▸ Problems to solve
**1)** In the passage on the 12% investment guarantee, roughly what annual return does a 12% total payout represent?
**2)** Continue the passage on the 12% investment guarantee, picking up right after its final sentence.

▸ Quoted text
== == ==

Of course, you can lose if the £1120 you get back isn't able to buy as many loaves of bread or litres of petrol or bottles of beer or months of rent, in late 2014, as the £1000 did when you first invested in late 2008.
You are right they are not going to guarantee a 12% return per year as their bare minimum return, because that would compare with the 3-4% per year he could have got by putting money in an interest-bearing bank account, and would be a ridiculous high return for zero risk.
However, there might well be a guarantee level of 12% total i.e. £1 becomes £1.12. If they do pay out the £1.12, it represents about a 1.9% annual return (i.e. a savings account that paid 1.9% and let you reinvest the interest every year, would compound up to 12% after 6 years). That was quite a low and affordable guarantee to offer at the time (interest rates were generally higher then).
Of course, there may be some small print that sets out a reason why this 12% is a target rather than a guarantee and they may be able to avoid even having to pay out the 12% if certain events occurred during the life of the investment. For example, a massive dip in the stock market somewhere along the way which exceeded the level of insurance they bought to use as a guarantee. But whether or not there is a guarantee and under what conditions it paid out, would be in the documentation.

== == ==

▸ Raw data
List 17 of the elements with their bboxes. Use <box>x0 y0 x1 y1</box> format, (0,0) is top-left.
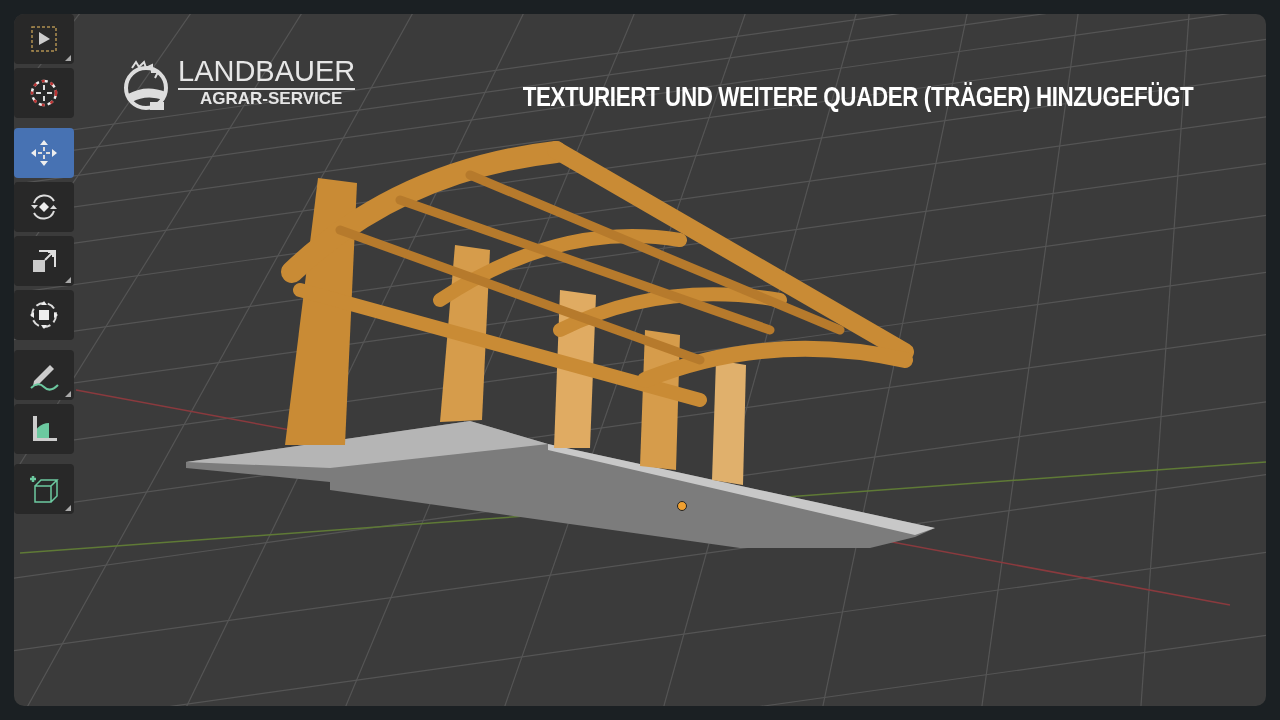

== == ==

▸ Set of answers
**1)** About 1.9% per year.

**2)**
You seem confused about what the 'friend' has. The details will be in the scheme document they published at the time. It is completely possible that they guaranteed some low level of interest (i.e. the 1.9% turning into 12%) which was much lower than the banks were paying out for savings accounts at the time. So you can't say "there is a guarantee of 12%" and then say "there was no guarantee with this things was there". That is two separate contradictory statements. Products with a minimum return of nil would have been available from some providers and products with a minimum return of 12% total could have been available from other providers. Also, stock market linked products with a minimum return of nil might have had a maximum return of 12% per year. A product can be structured to give you all kinds of potential outcomes.
If there wasn't a guarantee of any kind, it wouldn't have been a very attractive product, would it? So I expect there is one. Whether it is 12% or zero %, the documentation that came with the investment will say. If he doesn't have the documentation, he could ask the provider, or simply wait and see what happens when it matures shortly.
You mention he gets his money back if the index falls and and then separately mention he might get a guaranteed minimum small positive return if the index falls. We don't know which one of those he will get because we don't have the L&G product document. But what we can probably say with certainty is that if the index rises he won't get the whole of the stock market growth, he will just get something related to the change in the index value.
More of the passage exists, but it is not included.